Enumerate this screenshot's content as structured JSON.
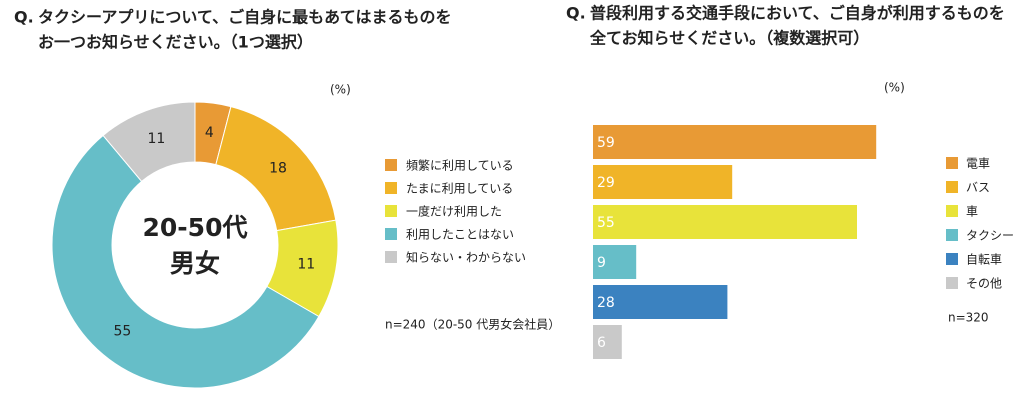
{
  "chart_data": [
    {
      "type": "donut",
      "q_label": "Q.",
      "title": [
        "タクシーアプリについて、ご自身に最もあてはまるものを",
        "お一つお知らせください。（1つ選択）"
      ],
      "center_label": [
        "20-50代",
        "男女"
      ],
      "unit": "(%)",
      "note": "n=240（20-50 代男女会社員）",
      "categories": [
        "頻繁に利用している",
        "たまに利用している",
        "一度だけ利用した",
        "利用したことはない",
        "知らない・わからない"
      ],
      "values": [
        4,
        18,
        11,
        55,
        11
      ],
      "colors": [
        "#e89a35",
        "#f0b428",
        "#e8e33a",
        "#66bec8",
        "#c9c9c9"
      ]
    },
    {
      "type": "hbar",
      "q_label": "Q.",
      "title": [
        "普段利用する交通手段において、ご自身が利用するものを",
        "全てお知らせください。（複数選択可）"
      ],
      "unit": "(%)",
      "note": "n=320",
      "categories": [
        "電車",
        "バス",
        "車",
        "タクシー",
        "自転車",
        "その他"
      ],
      "values": [
        59,
        29,
        55,
        9,
        28,
        6
      ],
      "colors": [
        "#e89a35",
        "#f0b428",
        "#e8e33a",
        "#66bec8",
        "#3b82c0",
        "#c9c9c9"
      ],
      "xlim": [
        0,
        60
      ]
    }
  ]
}
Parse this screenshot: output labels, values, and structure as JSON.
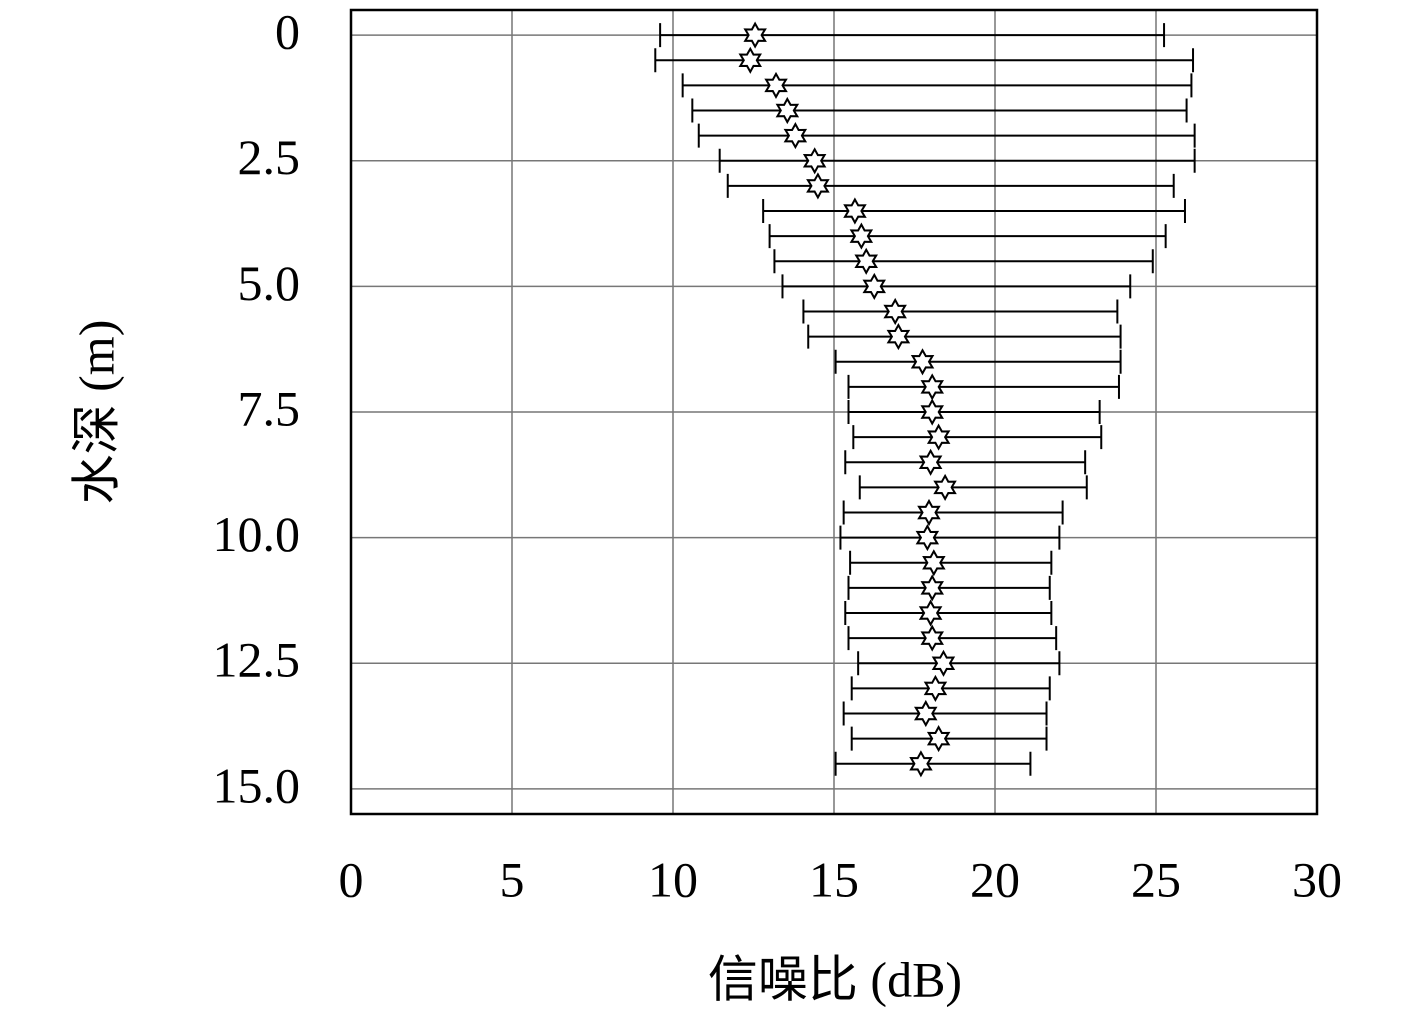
{
  "chart_data": {
    "type": "errorbar",
    "xlabel": "信噪比 (dB)",
    "ylabel": "水深 (m)",
    "y": [
      0,
      0.5,
      1,
      1.5,
      2,
      2.5,
      3,
      3.5,
      4,
      4.5,
      5,
      5.5,
      6,
      6.5,
      7,
      7.5,
      8,
      8.5,
      9,
      9.5,
      10,
      10.5,
      11,
      11.5,
      12,
      12.5,
      13,
      13.5,
      14,
      14.5
    ],
    "x": [
      12.55,
      12.4,
      13.2,
      13.55,
      13.8,
      14.4,
      14.5,
      15.65,
      15.85,
      16.0,
      16.25,
      16.9,
      17.0,
      17.75,
      18.05,
      18.05,
      18.25,
      18.0,
      18.45,
      17.95,
      17.9,
      18.1,
      18.05,
      18.0,
      18.05,
      18.4,
      18.15,
      17.85,
      18.25,
      17.7
    ],
    "x_min": [
      9.6,
      9.45,
      10.3,
      10.6,
      10.8,
      11.45,
      11.7,
      12.8,
      13.0,
      13.15,
      13.4,
      14.05,
      14.2,
      15.05,
      15.45,
      15.45,
      15.6,
      15.35,
      15.8,
      15.3,
      15.2,
      15.5,
      15.45,
      15.35,
      15.45,
      15.75,
      15.55,
      15.3,
      15.55,
      15.05
    ],
    "x_max": [
      25.25,
      26.15,
      26.1,
      25.95,
      26.2,
      26.2,
      25.55,
      25.9,
      25.3,
      24.9,
      24.2,
      23.8,
      23.9,
      23.9,
      23.85,
      23.25,
      23.3,
      22.8,
      22.85,
      22.1,
      22.0,
      21.75,
      21.7,
      21.75,
      21.9,
      22.0,
      21.7,
      21.6,
      21.6,
      21.1
    ],
    "marker_color": "#ffffff",
    "line_color": "#000000",
    "xlim": [
      0,
      30
    ],
    "xticks": [
      0,
      5,
      10,
      15,
      20,
      25,
      30
    ],
    "ylim": [
      15.5,
      -0.5
    ],
    "yticks": [
      0,
      2.5,
      {
        "value": 5,
        "label": "5.0"
      },
      7.5,
      {
        "value": 10,
        "label": "10.0"
      },
      12.5,
      {
        "value": 15,
        "label": "15.0"
      }
    ],
    "grid": true
  }
}
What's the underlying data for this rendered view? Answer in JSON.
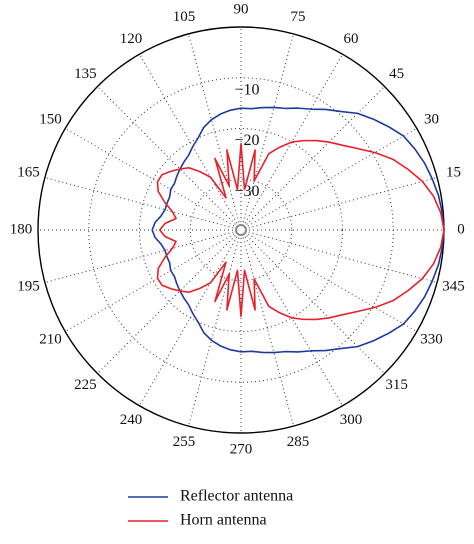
{
  "chart_data": {
    "type": "polar",
    "x": [
      0,
      5,
      10,
      15,
      20,
      25,
      30,
      35,
      40,
      45,
      50,
      55,
      60,
      65,
      70,
      75,
      80,
      85,
      90,
      95,
      100,
      105,
      110,
      115,
      120,
      125,
      130,
      135,
      140,
      145,
      150,
      155,
      160,
      165,
      170,
      175,
      180,
      185,
      190,
      195,
      200,
      205,
      210,
      215,
      220,
      225,
      230,
      235,
      240,
      245,
      250,
      255,
      260,
      265,
      270,
      275,
      280,
      285,
      290,
      295,
      300,
      305,
      310,
      315,
      320,
      325,
      330,
      335,
      340,
      345,
      350,
      355,
      360
    ],
    "series": [
      {
        "name": "Reflector antenna",
        "color": "#1f3a9e",
        "values": [
          0,
          -0.2,
          -0.5,
          -1,
          -1.5,
          -2.2,
          -3,
          -4.5,
          -6,
          -7.5,
          -9.5,
          -11,
          -12.5,
          -13.5,
          -14.5,
          -15,
          -15.5,
          -16,
          -16,
          -16.3,
          -16.8,
          -17.5,
          -18.5,
          -20,
          -21,
          -22,
          -22.5,
          -23,
          -23.5,
          -24,
          -24,
          -24.5,
          -24.5,
          -24.5,
          -24,
          -23,
          -22.5,
          -23,
          -24,
          -24.5,
          -24.5,
          -24.5,
          -24,
          -24,
          -23.5,
          -23,
          -22.5,
          -22,
          -21,
          -20,
          -18.5,
          -17.5,
          -16.8,
          -16.3,
          -16,
          -16,
          -15.5,
          -15,
          -14.5,
          -13.5,
          -12.5,
          -11,
          -9.5,
          -7.5,
          -6,
          -4.5,
          -3,
          -2.2,
          -1.5,
          -1,
          -0.5,
          -0.2,
          0
        ]
      },
      {
        "name": "Horn antenna",
        "color": "#e8202a",
        "values": [
          0,
          -0.5,
          -1.5,
          -3,
          -5,
          -7,
          -9.5,
          -12,
          -14,
          -15.5,
          -17,
          -18.5,
          -20,
          -22,
          -24,
          -30,
          -24,
          -32,
          -23,
          -32,
          -24,
          -31,
          -25,
          -33,
          -28,
          -26,
          -24,
          -23,
          -22,
          -21,
          -21,
          -22,
          -24,
          -26,
          -27,
          -25,
          -24,
          -25,
          -27,
          -26,
          -24,
          -22,
          -21,
          -21,
          -22,
          -23,
          -24,
          -26,
          -28,
          -33,
          -25,
          -31,
          -24,
          -32,
          -23,
          -32,
          -24,
          -30,
          -24,
          -22,
          -20,
          -18.5,
          -17,
          -15.5,
          -14,
          -12,
          -9.5,
          -7,
          -5,
          -3,
          -1.5,
          -0.5,
          0
        ]
      }
    ],
    "rlim": [
      -40,
      0
    ],
    "rticks": [
      {
        "value": -10,
        "label": "−10"
      },
      {
        "value": -20,
        "label": "−20"
      },
      {
        "value": -30,
        "label": "−30"
      }
    ],
    "thetaticks": [
      0,
      15,
      30,
      45,
      60,
      75,
      90,
      105,
      120,
      135,
      150,
      165,
      180,
      195,
      210,
      225,
      240,
      255,
      270,
      285,
      300,
      315,
      330,
      345
    ],
    "grid": true
  }
}
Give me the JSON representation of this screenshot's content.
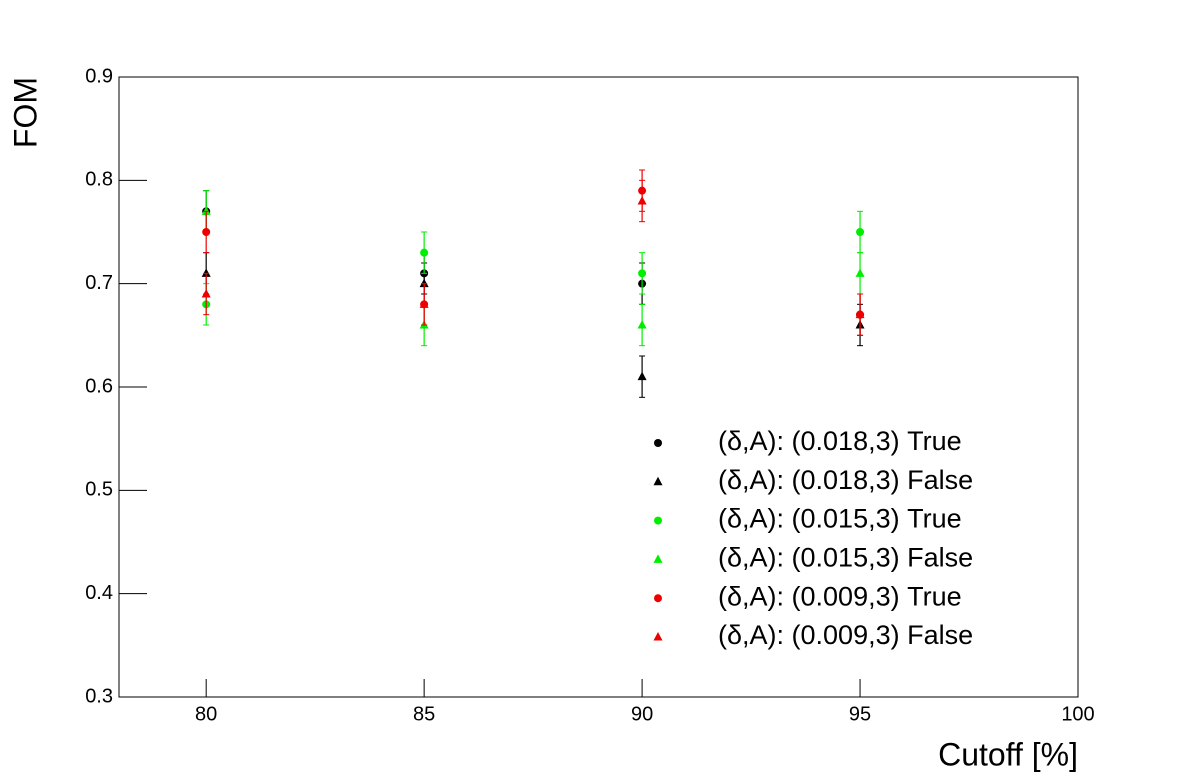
{
  "chart_data": {
    "type": "scatter",
    "x_label": "Cutoff [%]",
    "y_label": "FOM",
    "x": [
      80,
      85,
      90,
      95
    ],
    "series": [
      {
        "name": "(δ,A): (0.018,3) True",
        "color": "#000000",
        "marker": "circle",
        "values": [
          0.77,
          0.71,
          0.7,
          0.67
        ],
        "errors": [
          0.02,
          0.02,
          0.02,
          0.02
        ]
      },
      {
        "name": "(δ,A): (0.018,3) False",
        "color": "#000000",
        "marker": "triangle",
        "values": [
          0.71,
          0.7,
          0.61,
          0.66
        ],
        "errors": [
          0.02,
          0.02,
          0.02,
          0.02
        ]
      },
      {
        "name": "(δ,A): (0.015,3) True",
        "color": "#00ee00",
        "marker": "circle",
        "values": [
          0.68,
          0.73,
          0.71,
          0.75
        ],
        "errors": [
          0.02,
          0.02,
          0.02,
          0.02
        ]
      },
      {
        "name": "(δ,A): (0.015,3) False",
        "color": "#00ee00",
        "marker": "triangle",
        "values": [
          0.77,
          0.66,
          0.66,
          0.71
        ],
        "errors": [
          0.02,
          0.02,
          0.02,
          0.02
        ]
      },
      {
        "name": "(δ,A): (0.009,3) True",
        "color": "#ee0000",
        "marker": "circle",
        "values": [
          0.75,
          0.68,
          0.79,
          0.67
        ],
        "errors": [
          0.02,
          0.02,
          0.02,
          0.02
        ]
      },
      {
        "name": "(δ,A): (0.009,3) False",
        "color": "#ee0000",
        "marker": "triangle",
        "values": [
          0.69,
          0.68,
          0.78,
          0.67
        ],
        "errors": [
          0.02,
          0.02,
          0.02,
          0.02
        ]
      }
    ],
    "xlim": [
      78,
      100
    ],
    "xticks": [
      80,
      85,
      90,
      95,
      100
    ],
    "ylim": [
      0.3,
      0.9
    ],
    "yticks": [
      0.3,
      0.4,
      0.5,
      0.6,
      0.7,
      0.8,
      0.9
    ],
    "grid": false,
    "legend": "lower right"
  }
}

### Written exercise
Using the records above, select and copy every line that has the word "screenshot".

### Answer to this task
Enumerate this screenshot's content as structured JSON.
Parse this screenshot: output labels, values, and structure as JSON.
Give me the JSON representation of this screenshot's content.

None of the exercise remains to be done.